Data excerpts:

— begin —

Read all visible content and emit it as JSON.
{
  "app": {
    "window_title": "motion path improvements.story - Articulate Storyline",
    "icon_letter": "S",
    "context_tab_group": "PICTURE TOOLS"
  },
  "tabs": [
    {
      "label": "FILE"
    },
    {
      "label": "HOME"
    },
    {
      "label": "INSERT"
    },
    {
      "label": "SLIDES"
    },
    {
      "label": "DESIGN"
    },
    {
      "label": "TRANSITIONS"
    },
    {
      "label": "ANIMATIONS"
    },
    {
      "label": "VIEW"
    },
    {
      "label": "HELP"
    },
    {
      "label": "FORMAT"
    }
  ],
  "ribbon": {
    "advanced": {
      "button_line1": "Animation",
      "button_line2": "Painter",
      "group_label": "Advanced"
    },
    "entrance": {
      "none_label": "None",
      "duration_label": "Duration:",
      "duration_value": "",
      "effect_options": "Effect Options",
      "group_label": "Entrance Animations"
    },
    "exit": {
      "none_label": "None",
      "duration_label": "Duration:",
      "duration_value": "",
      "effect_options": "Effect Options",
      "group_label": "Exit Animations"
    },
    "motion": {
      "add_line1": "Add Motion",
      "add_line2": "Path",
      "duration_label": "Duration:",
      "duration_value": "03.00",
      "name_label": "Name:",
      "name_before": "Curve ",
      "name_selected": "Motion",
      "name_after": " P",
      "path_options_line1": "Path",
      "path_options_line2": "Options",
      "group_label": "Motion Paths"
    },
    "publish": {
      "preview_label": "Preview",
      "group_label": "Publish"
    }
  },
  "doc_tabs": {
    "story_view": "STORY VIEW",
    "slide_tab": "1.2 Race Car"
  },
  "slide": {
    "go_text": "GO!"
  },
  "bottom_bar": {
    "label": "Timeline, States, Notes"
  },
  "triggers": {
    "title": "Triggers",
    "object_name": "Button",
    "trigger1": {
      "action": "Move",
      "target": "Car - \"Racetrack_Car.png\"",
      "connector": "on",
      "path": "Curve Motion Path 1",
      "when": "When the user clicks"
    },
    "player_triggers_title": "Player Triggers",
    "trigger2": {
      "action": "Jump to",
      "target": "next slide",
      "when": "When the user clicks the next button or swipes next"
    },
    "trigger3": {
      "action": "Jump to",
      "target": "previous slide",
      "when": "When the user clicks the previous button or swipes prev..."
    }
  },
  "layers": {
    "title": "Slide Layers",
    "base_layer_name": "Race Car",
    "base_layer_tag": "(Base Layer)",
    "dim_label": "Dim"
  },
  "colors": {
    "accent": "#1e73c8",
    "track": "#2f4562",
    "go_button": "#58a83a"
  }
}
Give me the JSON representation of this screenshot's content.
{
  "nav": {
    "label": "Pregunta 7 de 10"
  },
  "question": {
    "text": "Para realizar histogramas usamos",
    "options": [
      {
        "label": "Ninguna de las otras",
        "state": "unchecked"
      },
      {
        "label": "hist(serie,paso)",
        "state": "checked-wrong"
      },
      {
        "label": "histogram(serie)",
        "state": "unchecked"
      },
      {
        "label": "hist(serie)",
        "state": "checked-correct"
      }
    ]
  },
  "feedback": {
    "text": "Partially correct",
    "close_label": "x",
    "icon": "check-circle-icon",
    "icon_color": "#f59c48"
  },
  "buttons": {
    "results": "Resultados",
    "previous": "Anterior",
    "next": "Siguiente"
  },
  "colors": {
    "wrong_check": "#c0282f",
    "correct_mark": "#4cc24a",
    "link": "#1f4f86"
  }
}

— end —
— begin —

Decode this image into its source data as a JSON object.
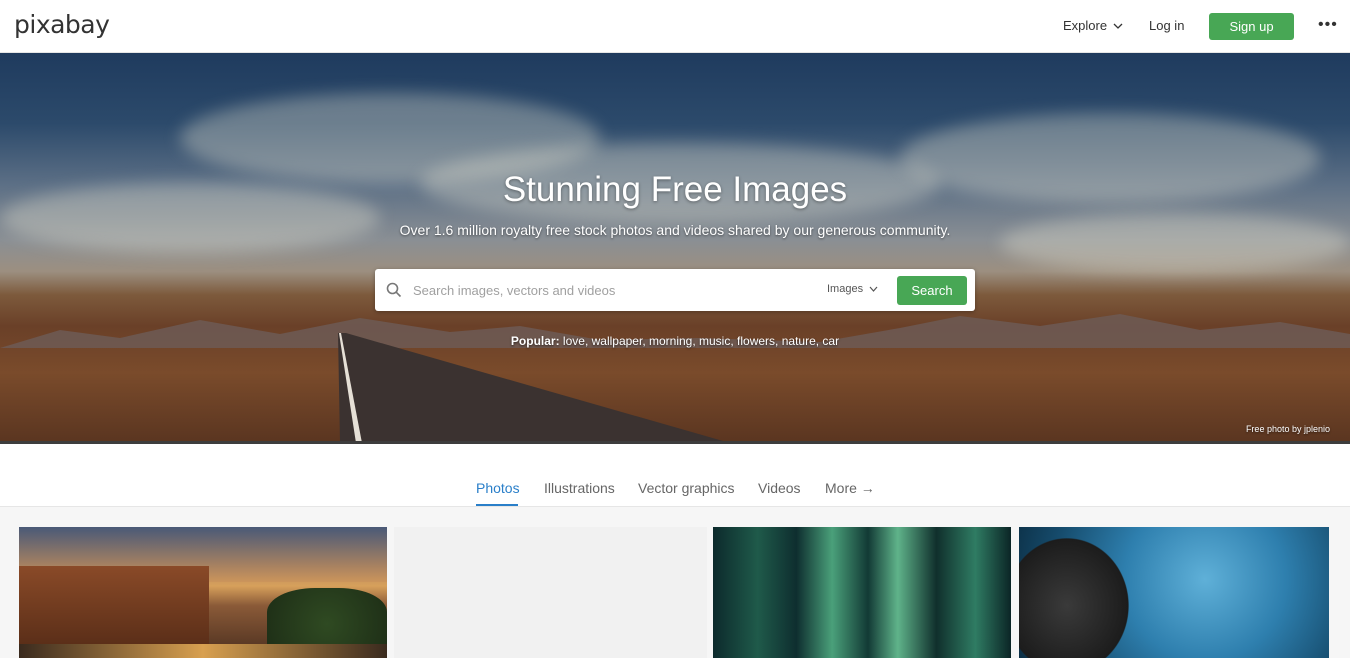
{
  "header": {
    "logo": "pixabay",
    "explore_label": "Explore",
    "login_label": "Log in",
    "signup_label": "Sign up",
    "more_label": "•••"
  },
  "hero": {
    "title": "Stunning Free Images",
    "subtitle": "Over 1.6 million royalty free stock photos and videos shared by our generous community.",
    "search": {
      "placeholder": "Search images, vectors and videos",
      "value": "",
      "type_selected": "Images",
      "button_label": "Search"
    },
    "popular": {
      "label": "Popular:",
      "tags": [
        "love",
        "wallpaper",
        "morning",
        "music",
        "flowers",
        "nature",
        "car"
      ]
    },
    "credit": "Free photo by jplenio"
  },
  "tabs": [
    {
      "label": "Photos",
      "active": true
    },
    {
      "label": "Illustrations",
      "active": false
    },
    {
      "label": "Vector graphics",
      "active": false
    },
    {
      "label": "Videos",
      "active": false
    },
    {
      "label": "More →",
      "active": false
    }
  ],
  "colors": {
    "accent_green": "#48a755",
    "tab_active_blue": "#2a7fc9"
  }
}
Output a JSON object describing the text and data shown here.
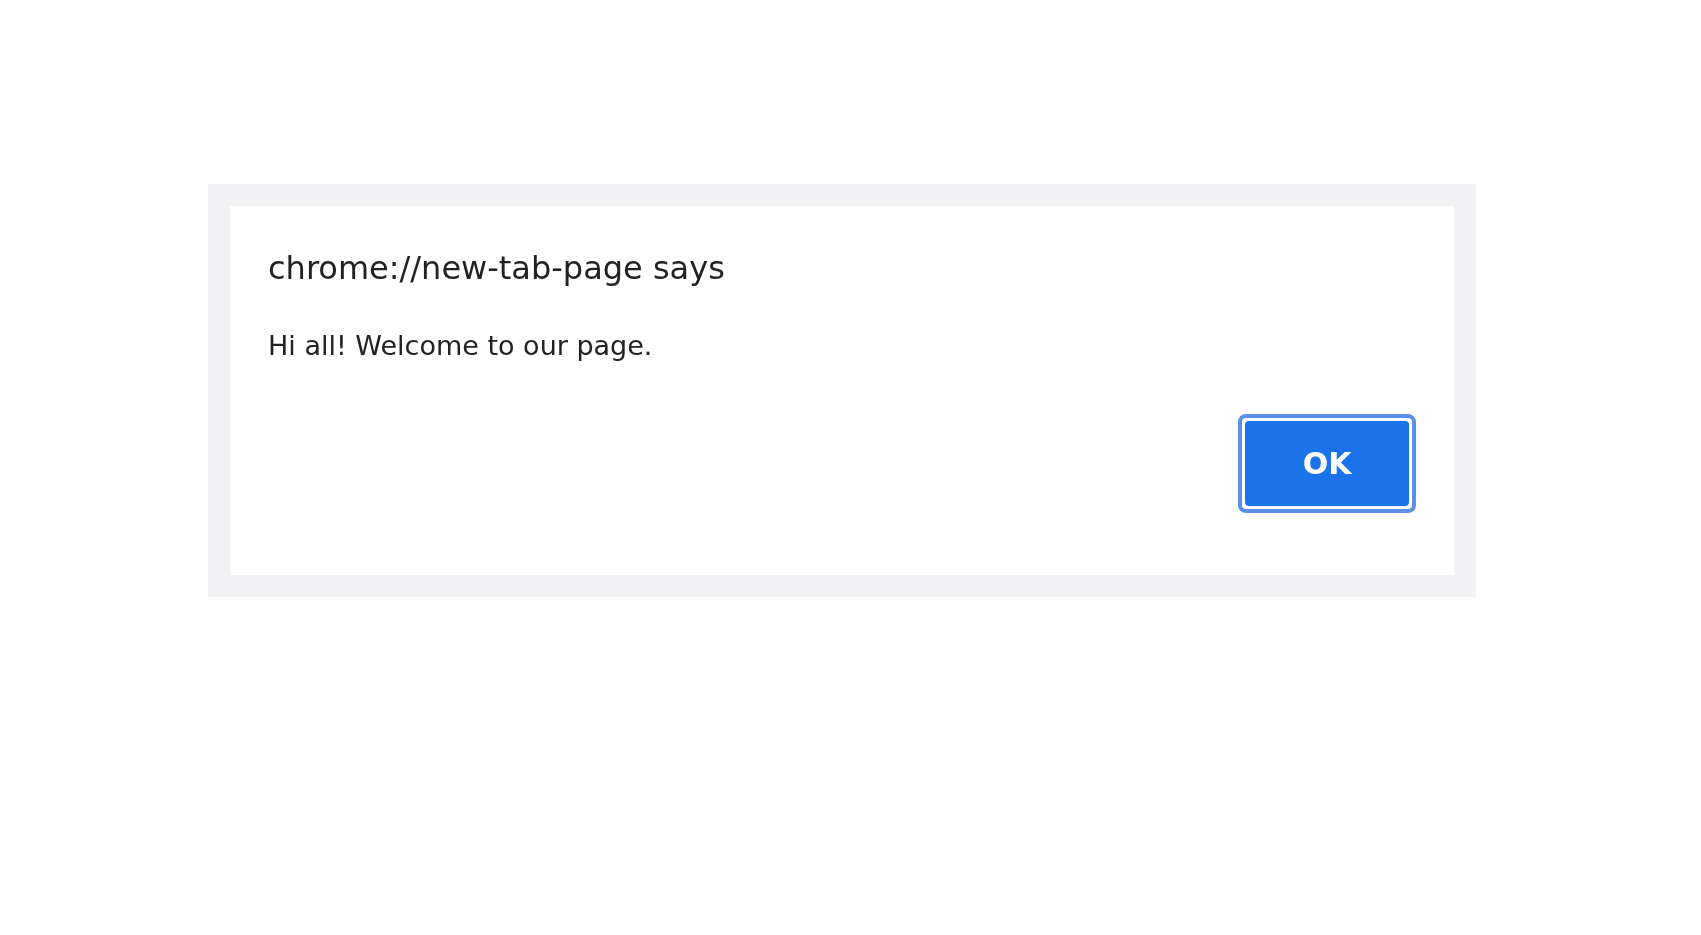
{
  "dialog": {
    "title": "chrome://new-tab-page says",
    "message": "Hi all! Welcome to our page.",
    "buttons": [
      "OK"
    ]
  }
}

— end —

Written instruction: Filter the data, keeping only the lines that contain "this".

Final result:
Give me the JSON representation of this screenshot's content.
Decode this image into its source data as a JSON object.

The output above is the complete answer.